**Input**
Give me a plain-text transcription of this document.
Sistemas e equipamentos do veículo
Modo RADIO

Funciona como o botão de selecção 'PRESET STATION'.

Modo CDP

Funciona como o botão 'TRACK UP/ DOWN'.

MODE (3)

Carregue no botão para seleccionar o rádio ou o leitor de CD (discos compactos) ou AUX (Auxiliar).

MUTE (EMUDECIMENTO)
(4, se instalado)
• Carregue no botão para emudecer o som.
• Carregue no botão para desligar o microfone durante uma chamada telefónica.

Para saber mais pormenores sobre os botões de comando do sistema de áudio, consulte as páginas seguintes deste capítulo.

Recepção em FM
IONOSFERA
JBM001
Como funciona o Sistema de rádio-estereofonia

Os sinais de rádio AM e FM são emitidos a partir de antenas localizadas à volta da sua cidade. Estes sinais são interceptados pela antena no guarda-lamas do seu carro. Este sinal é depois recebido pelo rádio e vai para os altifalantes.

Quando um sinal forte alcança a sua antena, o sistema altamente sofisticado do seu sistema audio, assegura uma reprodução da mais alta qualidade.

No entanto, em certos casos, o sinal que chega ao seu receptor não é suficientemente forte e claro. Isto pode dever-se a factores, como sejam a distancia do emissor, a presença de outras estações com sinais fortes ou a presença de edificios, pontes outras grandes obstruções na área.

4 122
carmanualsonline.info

**Task to complete**
Restate each record exactly as written.

**Task output**
Give me a plain-text transcription of this document.
Sistemas e equipamentos do veículo
Modo RADIO

Funciona como o botão de selecção 'PRESET STATION'.

Modo CDP

Funciona como o botão 'TRACK UP/ DOWN'.

MODE (3)

Carregue no botão para seleccionar o rádio ou o leitor de CD (discos compactos) ou AUX (Auxiliar).

MUTE (EMUDECIMENTO)
(4, se instalado)
• Carregue no botão para emudecer o som.
• Carregue no botão para desligar o microfone durante uma chamada telefónica.

Para saber mais pormenores sobre os botões de comando do sistema de áudio, consulte as páginas seguintes deste capítulo.

Recepção em FM
IONOSFERA
JBM001
Como funciona o Sistema de rádio-estereofonia

Os sinais de rádio AM e FM são emitidos a partir de antenas localizadas à volta da sua cidade. Estes sinais são interceptados pela antena no guarda-lamas do seu carro. Este sinal é depois recebido pelo rádio e vai para os altifalantes.

Quando um sinal forte alcança a sua antena, o sistema altamente sofisticado do seu sistema audio, assegura uma reprodução da mais alta qualidade.

No entanto, em certos casos, o sinal que chega ao seu receptor não é suficientemente forte e claro. Isto pode dever-se a factores, como sejam a distancia do emissor, a presença de outras estações com sinais fortes ou a presença de edificios, pontes outras grandes obstruções na área.

4 122
carmanualsonline.info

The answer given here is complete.